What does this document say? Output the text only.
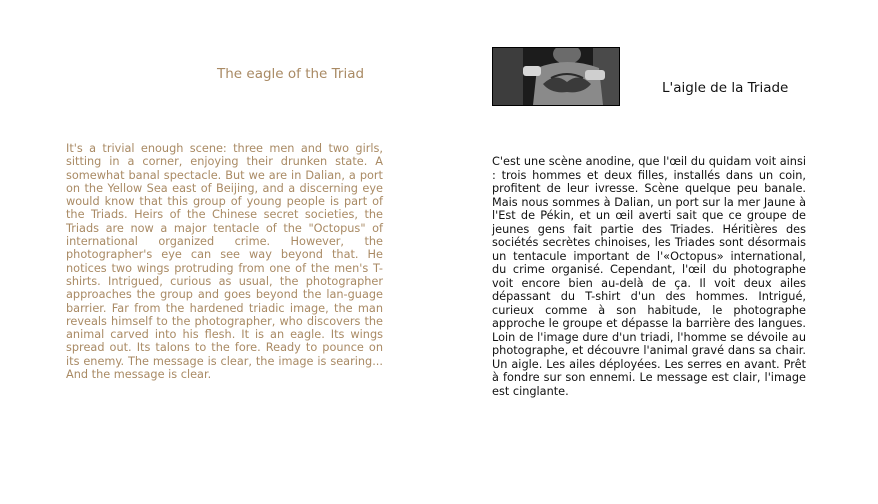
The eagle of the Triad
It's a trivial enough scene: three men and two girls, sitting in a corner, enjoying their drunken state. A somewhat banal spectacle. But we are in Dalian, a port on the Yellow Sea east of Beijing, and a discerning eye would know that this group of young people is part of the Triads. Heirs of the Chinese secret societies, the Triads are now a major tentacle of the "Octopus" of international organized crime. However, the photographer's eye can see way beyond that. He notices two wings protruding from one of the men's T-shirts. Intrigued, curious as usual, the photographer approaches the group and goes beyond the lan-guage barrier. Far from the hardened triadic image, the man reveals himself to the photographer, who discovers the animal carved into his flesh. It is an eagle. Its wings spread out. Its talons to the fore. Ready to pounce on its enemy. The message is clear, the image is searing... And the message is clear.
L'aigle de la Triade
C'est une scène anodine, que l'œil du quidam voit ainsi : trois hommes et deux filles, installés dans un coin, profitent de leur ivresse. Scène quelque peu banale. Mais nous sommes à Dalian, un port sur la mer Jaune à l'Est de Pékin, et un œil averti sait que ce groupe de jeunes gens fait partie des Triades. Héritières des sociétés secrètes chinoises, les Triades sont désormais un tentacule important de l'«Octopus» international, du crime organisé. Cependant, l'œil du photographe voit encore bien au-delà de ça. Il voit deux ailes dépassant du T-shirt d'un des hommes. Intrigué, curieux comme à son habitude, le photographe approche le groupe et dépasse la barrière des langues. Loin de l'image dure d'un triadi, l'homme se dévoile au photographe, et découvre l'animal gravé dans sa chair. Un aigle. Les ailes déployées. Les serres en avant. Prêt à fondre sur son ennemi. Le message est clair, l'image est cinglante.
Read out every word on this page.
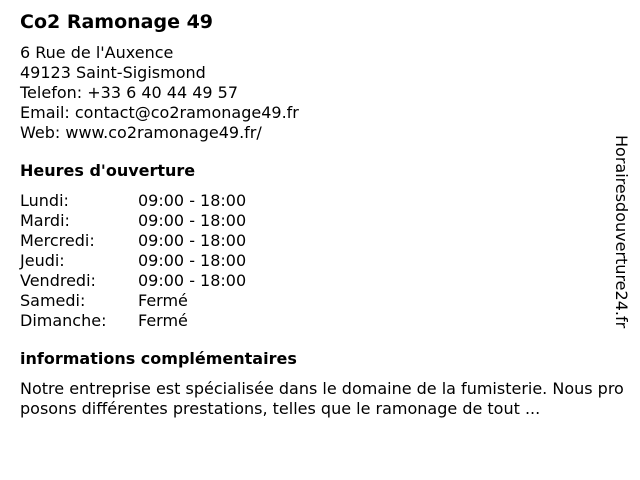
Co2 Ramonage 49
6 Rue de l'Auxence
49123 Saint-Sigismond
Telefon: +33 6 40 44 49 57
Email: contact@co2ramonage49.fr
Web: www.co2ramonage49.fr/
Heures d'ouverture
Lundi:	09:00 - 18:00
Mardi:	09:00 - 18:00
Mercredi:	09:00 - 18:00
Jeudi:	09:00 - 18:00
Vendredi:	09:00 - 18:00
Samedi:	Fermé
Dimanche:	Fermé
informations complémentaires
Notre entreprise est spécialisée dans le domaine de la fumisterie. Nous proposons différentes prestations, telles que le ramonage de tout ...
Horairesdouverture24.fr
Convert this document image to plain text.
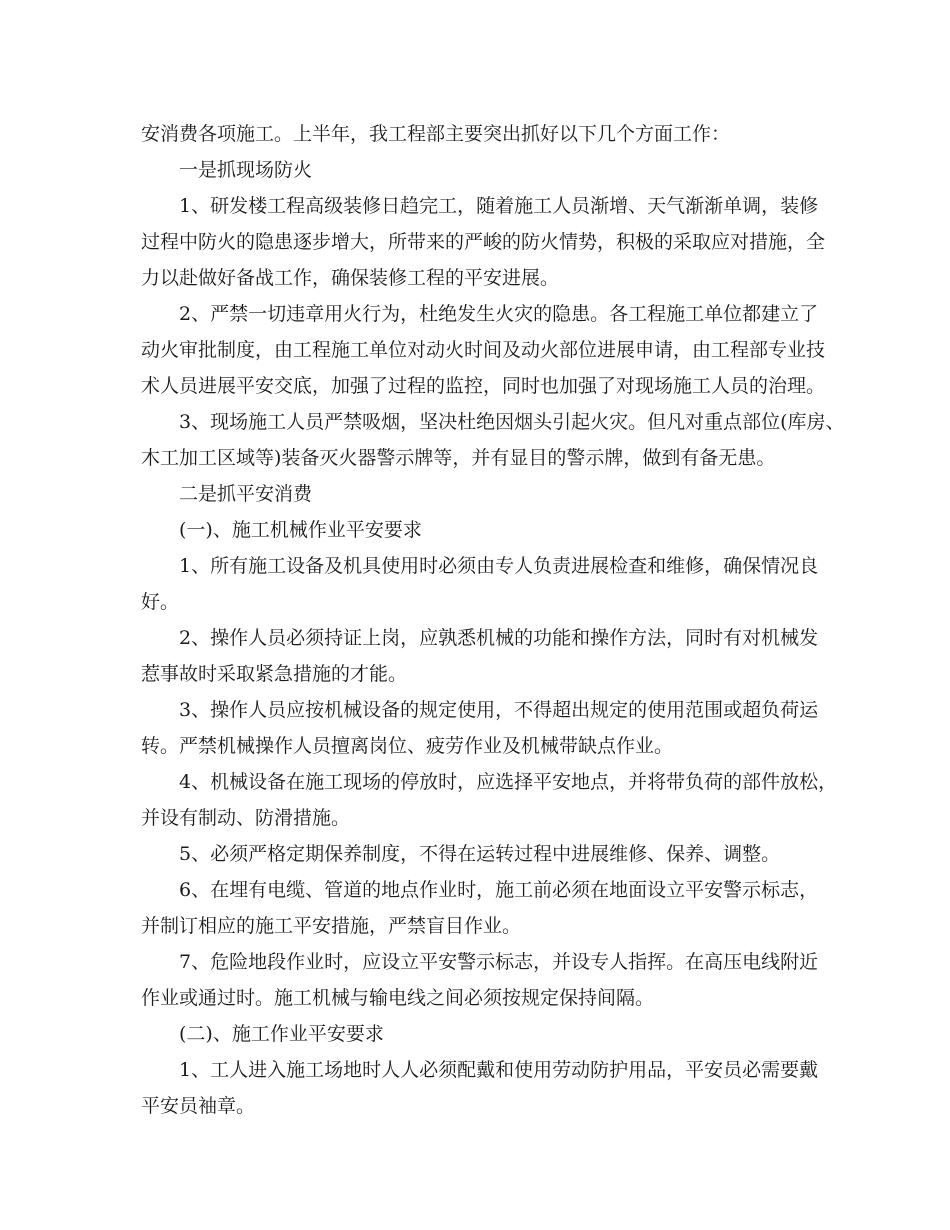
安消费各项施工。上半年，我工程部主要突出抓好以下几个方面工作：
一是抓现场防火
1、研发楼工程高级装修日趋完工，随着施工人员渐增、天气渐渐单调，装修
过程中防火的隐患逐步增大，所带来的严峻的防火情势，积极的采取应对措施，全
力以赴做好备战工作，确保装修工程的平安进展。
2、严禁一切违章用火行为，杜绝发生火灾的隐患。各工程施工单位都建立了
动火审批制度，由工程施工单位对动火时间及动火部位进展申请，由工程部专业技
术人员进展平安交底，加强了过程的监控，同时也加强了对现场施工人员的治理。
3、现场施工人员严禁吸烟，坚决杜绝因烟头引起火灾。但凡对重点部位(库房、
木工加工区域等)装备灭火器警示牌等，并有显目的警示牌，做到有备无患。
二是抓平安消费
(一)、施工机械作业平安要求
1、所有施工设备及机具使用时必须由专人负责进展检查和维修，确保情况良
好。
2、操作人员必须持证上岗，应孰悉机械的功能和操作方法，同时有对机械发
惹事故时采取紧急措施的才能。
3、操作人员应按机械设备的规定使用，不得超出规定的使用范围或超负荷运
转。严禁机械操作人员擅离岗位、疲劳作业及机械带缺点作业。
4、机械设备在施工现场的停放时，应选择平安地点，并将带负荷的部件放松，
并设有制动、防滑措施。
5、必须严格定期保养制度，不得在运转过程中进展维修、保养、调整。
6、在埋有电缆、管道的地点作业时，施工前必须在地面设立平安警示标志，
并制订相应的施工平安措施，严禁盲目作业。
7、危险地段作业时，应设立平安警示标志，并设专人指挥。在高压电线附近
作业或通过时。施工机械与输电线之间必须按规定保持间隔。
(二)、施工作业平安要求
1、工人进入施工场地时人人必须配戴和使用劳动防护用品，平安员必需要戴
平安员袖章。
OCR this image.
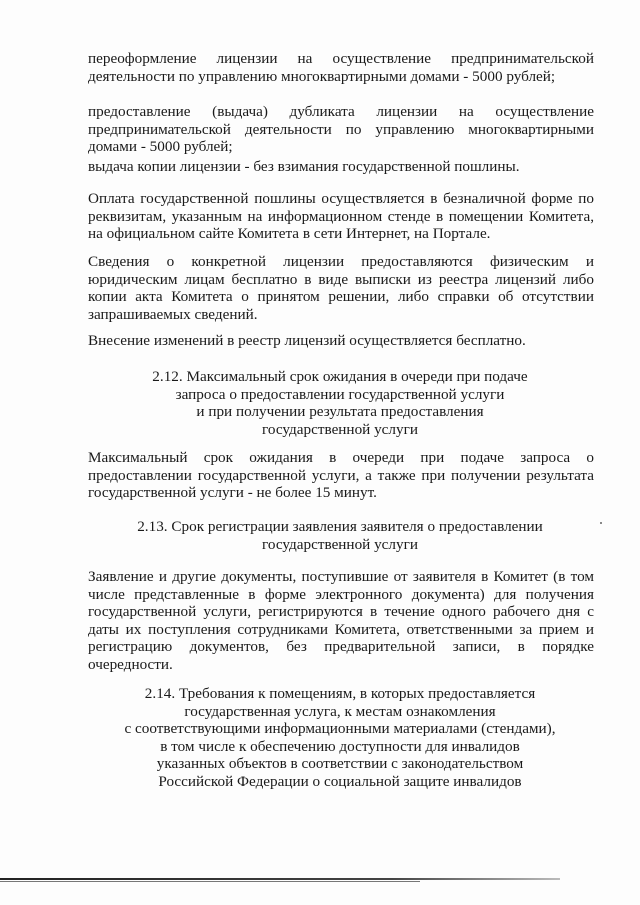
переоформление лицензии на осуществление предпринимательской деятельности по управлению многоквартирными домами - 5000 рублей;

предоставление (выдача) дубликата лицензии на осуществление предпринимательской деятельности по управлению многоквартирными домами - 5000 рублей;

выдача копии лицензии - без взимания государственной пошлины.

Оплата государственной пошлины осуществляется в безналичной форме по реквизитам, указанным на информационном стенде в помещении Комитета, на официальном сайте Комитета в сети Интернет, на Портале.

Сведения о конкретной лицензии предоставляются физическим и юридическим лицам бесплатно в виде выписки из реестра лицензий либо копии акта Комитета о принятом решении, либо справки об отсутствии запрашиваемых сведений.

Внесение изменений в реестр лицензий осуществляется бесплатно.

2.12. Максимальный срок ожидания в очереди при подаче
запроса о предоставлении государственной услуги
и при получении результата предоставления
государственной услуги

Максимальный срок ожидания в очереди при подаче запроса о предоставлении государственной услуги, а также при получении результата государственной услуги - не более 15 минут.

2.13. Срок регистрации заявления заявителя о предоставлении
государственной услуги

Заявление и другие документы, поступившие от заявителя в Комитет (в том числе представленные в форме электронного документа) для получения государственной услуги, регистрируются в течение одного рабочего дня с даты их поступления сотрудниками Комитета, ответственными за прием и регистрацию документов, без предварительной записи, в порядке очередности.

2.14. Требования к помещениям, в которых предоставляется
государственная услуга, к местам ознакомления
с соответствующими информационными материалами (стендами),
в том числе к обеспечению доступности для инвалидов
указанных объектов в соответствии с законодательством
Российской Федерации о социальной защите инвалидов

Problem to solve: Quote every record above exactly, omitting any pictures they contain.

Answer to the exercise:
What does this document say? Output the text only.
The eagle of the Triad
It's a trivial enough scene: three men and two girls, sitting in a corner, enjoying their drunken state. A somewhat banal spectacle. But we are in Dalian, a port on the Yellow Sea east of Beijing, and a discerning eye would know that this group of young people is part of the Triads. Heirs of the Chinese secret societies, the Triads are now a major tentacle of the "Octopus" of international organized crime. However, the photographer's eye can see way beyond that. He notices two wings protruding from one of the men's T-shirts. Intrigued, curious as usual, the photographer approaches the group and goes beyond the lan-guage barrier. Far from the hardened triadic image, the man reveals himself to the photographer, who discovers the animal carved into his flesh. It is an eagle. Its wings spread out. Its talons to the fore. Ready to pounce on its enemy. The message is clear, the image is searing... And the message is clear.
L'aigle de la Triade
C'est une scène anodine, que l'œil du quidam voit ainsi : trois hommes et deux filles, installés dans un coin, profitent de leur ivresse. Scène quelque peu banale. Mais nous sommes à Dalian, un port sur la mer Jaune à l'Est de Pékin, et un œil averti sait que ce groupe de jeunes gens fait partie des Triades. Héritières des sociétés secrètes chinoises, les Triades sont désormais un tentacule important de l'«Octopus» international, du crime organisé. Cependant, l'œil du photographe voit encore bien au-delà de ça. Il voit deux ailes dépassant du T-shirt d'un des hommes. Intrigué, curieux comme à son habitude, le photographe approche le groupe et dépasse la barrière des langues. Loin de l'image dure d'un triadi, l'homme se dévoile au photographe, et découvre l'animal gravé dans sa chair. Un aigle. Les ailes déployées. Les serres en avant. Prêt à fondre sur son ennemi. Le message est clair, l'image est cinglante.
Read out every word on this page.
Co2 Ramonage 49
6 Rue de l'Auxence
49123 Saint-Sigismond
Telefon: +33 6 40 44 49 57
Email: contact@co2ramonage49.fr
Web: www.co2ramonage49.fr/
Heures d'ouverture
Lundi:	09:00 - 18:00
Mardi:	09:00 - 18:00
Mercredi:	09:00 - 18:00
Jeudi:	09:00 - 18:00
Vendredi:	09:00 - 18:00
Samedi:	Fermé
Dimanche:	Fermé
informations complémentaires
Notre entreprise est spécialisée dans le domaine de la fumisterie. Nous proposons différentes prestations, telles que le ramonage de tout ...
Horairesdouverture24.fr
Convert this document image to plain text.
安消费各项施工。上半年，我工程部主要突出抓好以下几个方面工作：
一是抓现场防火
1、研发楼工程高级装修日趋完工，随着施工人员渐增、天气渐渐单调，装修
过程中防火的隐患逐步增大，所带来的严峻的防火情势，积极的采取应对措施，全
力以赴做好备战工作，确保装修工程的平安进展。
2、严禁一切违章用火行为，杜绝发生火灾的隐患。各工程施工单位都建立了
动火审批制度，由工程施工单位对动火时间及动火部位进展申请，由工程部专业技
术人员进展平安交底，加强了过程的监控，同时也加强了对现场施工人员的治理。
3、现场施工人员严禁吸烟，坚决杜绝因烟头引起火灾。但凡对重点部位(库房、
木工加工区域等)装备灭火器警示牌等，并有显目的警示牌，做到有备无患。
二是抓平安消费
(一)、施工机械作业平安要求
1、所有施工设备及机具使用时必须由专人负责进展检查和维修，确保情况良
好。
2、操作人员必须持证上岗，应孰悉机械的功能和操作方法，同时有对机械发
惹事故时采取紧急措施的才能。
3、操作人员应按机械设备的规定使用，不得超出规定的使用范围或超负荷运
转。严禁机械操作人员擅离岗位、疲劳作业及机械带缺点作业。
4、机械设备在施工现场的停放时，应选择平安地点，并将带负荷的部件放松，
并设有制动、防滑措施。
5、必须严格定期保养制度，不得在运转过程中进展维修、保养、调整。
6、在埋有电缆、管道的地点作业时，施工前必须在地面设立平安警示标志，
并制订相应的施工平安措施，严禁盲目作业。
7、危险地段作业时，应设立平安警示标志，并设专人指挥。在高压电线附近
作业或通过时。施工机械与输电线之间必须按规定保持间隔。
(二)、施工作业平安要求
1、工人进入施工场地时人人必须配戴和使用劳动防护用品，平安员必需要戴
平安员袖章。
OCR this image.
переоформление лицензии на осуществление предпринимательской деятельности по управлению многоквартирными домами - 5000 рублей;

предоставление (выдача) дубликата лицензии на осуществление предпринимательской деятельности по управлению многоквартирными домами - 5000 рублей;

выдача копии лицензии - без взимания государственной пошлины.

Оплата государственной пошлины осуществляется в безналичной форме по реквизитам, указанным на информационном стенде в помещении Комитета, на официальном сайте Комитета в сети Интернет, на Портале.

Сведения о конкретной лицензии предоставляются физическим и юридическим лицам бесплатно в виде выписки из реестра лицензий либо копии акта Комитета о принятом решении, либо справки об отсутствии запрашиваемых сведений.

Внесение изменений в реестр лицензий осуществляется бесплатно.

2.12. Максимальный срок ожидания в очереди при подаче
запроса о предоставлении государственной услуги
и при получении результата предоставления
государственной услуги

Максимальный срок ожидания в очереди при подаче запроса о предоставлении государственной услуги, а также при получении результата государственной услуги - не более 15 минут.

2.13. Срок регистрации заявления заявителя о предоставлении
государственной услуги

Заявление и другие документы, поступившие от заявителя в Комитет (в том числе представленные в форме электронного документа) для получения государственной услуги, регистрируются в течение одного рабочего дня с даты их поступления сотрудниками Комитета, ответственными за прием и регистрацию документов, без предварительной записи, в порядке очередности.

2.14. Требования к помещениям, в которых предоставляется
государственная услуга, к местам ознакомления
с соответствующими информационными материалами (стендами),
в том числе к обеспечению доступности для инвалидов
указанных объектов в соответствии с законодательством
Российской Федерации о социальной защите инвалидов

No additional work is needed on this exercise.